EXERCISE |
State only the number of lines that contain the string "color".

● ● ● ● ● ● ●

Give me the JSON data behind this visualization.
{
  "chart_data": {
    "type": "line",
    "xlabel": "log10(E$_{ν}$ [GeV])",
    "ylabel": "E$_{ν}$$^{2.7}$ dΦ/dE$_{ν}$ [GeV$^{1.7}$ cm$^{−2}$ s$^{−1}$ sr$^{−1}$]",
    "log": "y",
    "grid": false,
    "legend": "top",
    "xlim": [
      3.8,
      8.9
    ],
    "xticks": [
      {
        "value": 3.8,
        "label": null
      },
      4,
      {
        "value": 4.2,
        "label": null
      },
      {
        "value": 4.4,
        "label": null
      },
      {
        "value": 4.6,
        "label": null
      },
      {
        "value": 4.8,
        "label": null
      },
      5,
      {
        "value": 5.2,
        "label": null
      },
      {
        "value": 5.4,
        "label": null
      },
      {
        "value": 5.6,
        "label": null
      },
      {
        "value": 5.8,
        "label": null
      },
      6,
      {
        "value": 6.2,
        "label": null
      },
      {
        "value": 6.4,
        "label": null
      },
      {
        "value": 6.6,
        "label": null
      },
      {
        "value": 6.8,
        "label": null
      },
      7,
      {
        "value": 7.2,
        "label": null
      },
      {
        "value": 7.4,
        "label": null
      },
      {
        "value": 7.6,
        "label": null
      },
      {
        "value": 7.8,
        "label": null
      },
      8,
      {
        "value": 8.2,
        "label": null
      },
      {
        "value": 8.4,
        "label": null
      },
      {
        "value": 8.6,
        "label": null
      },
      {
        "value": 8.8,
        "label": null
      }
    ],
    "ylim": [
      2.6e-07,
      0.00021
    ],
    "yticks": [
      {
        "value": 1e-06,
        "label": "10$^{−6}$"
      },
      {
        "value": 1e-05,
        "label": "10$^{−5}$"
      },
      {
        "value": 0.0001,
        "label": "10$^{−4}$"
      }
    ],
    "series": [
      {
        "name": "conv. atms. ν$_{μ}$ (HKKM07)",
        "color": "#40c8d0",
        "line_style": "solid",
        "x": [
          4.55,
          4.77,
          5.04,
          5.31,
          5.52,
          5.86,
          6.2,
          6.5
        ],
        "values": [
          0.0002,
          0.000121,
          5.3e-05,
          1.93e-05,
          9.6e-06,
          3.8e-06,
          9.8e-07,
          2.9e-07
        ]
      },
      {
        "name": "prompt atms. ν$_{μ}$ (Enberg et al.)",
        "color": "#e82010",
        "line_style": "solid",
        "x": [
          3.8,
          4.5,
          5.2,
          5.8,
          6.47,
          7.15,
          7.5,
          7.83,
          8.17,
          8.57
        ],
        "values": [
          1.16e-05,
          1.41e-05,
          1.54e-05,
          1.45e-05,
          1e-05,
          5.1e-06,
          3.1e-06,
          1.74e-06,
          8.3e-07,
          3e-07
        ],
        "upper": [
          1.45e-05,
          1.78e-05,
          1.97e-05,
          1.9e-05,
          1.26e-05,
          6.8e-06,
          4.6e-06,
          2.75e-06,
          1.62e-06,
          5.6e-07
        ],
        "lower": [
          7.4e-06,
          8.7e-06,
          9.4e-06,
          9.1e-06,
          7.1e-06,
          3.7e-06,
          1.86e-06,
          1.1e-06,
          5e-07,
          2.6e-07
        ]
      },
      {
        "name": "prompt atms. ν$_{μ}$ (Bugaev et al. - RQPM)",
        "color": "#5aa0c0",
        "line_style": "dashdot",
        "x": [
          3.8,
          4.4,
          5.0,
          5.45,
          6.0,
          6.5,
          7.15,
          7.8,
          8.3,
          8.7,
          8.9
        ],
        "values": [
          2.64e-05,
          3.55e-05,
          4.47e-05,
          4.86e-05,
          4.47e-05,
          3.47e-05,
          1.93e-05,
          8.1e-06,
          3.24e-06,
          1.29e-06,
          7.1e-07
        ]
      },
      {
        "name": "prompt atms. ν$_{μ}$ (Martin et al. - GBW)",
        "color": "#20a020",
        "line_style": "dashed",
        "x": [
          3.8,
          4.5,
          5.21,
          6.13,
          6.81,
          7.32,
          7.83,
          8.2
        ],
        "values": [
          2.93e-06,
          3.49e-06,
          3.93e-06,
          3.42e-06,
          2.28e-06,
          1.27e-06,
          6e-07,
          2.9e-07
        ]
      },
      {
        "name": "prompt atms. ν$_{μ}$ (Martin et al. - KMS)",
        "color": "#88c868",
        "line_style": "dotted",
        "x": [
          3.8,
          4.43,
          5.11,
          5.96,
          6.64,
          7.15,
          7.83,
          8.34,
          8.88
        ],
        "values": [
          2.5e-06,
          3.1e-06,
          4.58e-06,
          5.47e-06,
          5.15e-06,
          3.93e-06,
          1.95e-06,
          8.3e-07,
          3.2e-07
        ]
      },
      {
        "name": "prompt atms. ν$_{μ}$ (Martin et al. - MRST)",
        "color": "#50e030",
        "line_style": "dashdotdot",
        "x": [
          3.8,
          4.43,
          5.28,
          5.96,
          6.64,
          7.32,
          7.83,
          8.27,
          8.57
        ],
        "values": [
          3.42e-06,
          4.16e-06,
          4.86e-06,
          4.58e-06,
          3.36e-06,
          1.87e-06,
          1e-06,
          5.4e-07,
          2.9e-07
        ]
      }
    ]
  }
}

● ● ● ● ● ● ●

RESPONSE |
6